What you are asked to do:
Return each line of the entries that mentions the word "bestek".

(Source records)
····················

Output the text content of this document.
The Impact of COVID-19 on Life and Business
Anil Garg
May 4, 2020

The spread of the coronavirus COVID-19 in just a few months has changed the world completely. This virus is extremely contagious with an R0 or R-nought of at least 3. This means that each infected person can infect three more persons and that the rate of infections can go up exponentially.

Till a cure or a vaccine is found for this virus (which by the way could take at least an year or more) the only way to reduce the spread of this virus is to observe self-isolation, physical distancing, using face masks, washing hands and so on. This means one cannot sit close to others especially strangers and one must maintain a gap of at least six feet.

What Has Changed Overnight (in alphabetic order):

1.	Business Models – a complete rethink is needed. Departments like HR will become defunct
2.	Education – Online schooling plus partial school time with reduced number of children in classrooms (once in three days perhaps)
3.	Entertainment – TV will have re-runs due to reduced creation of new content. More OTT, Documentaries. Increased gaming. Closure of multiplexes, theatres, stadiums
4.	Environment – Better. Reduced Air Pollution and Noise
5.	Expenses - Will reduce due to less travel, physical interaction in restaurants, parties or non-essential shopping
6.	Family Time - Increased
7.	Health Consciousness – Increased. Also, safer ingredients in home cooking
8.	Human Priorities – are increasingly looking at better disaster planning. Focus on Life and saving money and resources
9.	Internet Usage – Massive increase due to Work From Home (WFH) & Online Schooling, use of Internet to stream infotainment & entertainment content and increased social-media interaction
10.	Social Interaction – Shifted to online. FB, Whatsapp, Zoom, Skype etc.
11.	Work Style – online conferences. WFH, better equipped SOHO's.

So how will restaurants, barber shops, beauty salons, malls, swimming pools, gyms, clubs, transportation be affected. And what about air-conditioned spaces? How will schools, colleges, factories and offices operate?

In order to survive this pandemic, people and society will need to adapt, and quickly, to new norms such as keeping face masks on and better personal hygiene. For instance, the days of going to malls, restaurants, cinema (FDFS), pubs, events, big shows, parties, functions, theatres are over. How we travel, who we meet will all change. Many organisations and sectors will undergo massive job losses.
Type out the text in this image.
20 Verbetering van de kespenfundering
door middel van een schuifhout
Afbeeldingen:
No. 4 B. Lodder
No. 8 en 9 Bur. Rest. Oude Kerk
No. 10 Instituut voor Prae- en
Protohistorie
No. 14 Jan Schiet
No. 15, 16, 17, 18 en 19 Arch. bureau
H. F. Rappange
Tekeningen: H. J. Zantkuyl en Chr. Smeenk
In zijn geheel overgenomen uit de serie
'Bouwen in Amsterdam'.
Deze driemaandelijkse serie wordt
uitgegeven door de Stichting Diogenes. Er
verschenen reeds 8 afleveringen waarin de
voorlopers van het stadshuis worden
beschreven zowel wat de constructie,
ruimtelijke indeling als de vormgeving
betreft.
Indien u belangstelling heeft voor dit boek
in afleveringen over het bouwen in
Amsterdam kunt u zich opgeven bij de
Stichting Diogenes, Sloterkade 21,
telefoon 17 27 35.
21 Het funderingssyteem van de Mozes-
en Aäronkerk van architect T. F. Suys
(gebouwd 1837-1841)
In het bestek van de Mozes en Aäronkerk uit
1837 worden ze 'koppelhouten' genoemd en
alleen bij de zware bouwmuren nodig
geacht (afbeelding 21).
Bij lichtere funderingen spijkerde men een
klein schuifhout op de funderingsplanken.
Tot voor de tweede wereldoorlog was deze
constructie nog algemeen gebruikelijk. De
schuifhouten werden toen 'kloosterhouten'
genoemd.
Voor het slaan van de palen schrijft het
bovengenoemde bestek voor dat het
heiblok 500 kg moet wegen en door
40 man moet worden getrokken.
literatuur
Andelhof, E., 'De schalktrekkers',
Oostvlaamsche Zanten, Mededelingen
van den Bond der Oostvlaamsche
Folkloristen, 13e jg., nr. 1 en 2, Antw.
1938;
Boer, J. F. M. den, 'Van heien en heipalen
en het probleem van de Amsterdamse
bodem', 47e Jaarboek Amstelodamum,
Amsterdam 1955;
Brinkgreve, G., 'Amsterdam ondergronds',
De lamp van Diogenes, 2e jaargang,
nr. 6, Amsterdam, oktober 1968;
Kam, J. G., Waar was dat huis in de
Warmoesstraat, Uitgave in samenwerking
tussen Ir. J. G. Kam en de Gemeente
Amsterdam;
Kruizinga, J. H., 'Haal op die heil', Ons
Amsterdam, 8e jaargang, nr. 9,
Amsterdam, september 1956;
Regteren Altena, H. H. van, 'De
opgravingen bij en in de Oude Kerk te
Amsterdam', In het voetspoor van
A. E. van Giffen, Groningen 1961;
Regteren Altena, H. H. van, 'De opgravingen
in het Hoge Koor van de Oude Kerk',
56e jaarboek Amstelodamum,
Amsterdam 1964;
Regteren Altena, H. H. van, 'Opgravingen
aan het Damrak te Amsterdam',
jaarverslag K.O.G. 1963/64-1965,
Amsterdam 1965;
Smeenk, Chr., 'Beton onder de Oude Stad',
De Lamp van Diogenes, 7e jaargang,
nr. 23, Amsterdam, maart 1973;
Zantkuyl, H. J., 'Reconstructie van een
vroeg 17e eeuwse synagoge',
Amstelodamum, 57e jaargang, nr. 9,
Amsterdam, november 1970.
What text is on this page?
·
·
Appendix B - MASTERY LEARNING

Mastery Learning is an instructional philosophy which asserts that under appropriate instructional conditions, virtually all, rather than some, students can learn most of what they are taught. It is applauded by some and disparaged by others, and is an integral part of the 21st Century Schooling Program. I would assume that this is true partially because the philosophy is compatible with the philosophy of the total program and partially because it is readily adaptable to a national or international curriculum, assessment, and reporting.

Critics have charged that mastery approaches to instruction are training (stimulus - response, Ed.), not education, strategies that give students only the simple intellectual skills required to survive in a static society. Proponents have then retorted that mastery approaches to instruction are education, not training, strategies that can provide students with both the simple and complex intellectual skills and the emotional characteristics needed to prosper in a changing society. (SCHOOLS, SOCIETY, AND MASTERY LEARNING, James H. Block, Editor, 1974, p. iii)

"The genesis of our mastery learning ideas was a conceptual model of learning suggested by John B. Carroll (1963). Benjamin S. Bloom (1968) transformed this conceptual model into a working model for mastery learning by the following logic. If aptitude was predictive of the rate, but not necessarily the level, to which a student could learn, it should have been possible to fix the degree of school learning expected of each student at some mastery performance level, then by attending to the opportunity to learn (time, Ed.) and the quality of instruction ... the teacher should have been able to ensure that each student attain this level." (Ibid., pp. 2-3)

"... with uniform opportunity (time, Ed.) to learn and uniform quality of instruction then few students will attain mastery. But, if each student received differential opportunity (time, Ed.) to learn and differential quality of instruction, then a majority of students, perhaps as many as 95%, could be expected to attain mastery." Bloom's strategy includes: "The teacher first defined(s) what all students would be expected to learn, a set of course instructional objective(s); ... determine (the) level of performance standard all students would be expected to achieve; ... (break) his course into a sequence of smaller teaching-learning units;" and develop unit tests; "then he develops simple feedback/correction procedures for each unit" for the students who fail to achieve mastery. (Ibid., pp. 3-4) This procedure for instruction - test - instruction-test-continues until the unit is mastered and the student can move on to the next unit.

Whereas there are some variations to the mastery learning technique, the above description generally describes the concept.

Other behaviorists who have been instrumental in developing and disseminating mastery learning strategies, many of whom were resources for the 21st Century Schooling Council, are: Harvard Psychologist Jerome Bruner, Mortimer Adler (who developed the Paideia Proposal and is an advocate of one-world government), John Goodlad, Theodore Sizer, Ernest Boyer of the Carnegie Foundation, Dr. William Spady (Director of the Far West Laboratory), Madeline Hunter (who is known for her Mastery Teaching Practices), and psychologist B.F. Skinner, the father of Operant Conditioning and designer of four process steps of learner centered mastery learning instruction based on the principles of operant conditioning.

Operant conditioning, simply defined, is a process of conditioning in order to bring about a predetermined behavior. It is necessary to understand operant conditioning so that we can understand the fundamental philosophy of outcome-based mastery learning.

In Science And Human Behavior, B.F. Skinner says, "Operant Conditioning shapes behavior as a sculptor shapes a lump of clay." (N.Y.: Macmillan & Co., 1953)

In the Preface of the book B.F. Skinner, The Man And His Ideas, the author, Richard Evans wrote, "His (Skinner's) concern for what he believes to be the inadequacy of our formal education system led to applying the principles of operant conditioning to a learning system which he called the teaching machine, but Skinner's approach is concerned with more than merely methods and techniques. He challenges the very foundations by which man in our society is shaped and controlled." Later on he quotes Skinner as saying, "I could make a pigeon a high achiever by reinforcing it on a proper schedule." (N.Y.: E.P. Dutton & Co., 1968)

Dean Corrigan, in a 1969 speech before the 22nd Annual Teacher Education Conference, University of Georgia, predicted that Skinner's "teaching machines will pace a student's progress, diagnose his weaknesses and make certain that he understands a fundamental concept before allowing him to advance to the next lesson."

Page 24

····················

Your response:
In het bestek van de Mozes en Aäronkerk uit
bovengenoemde bestek voor dat het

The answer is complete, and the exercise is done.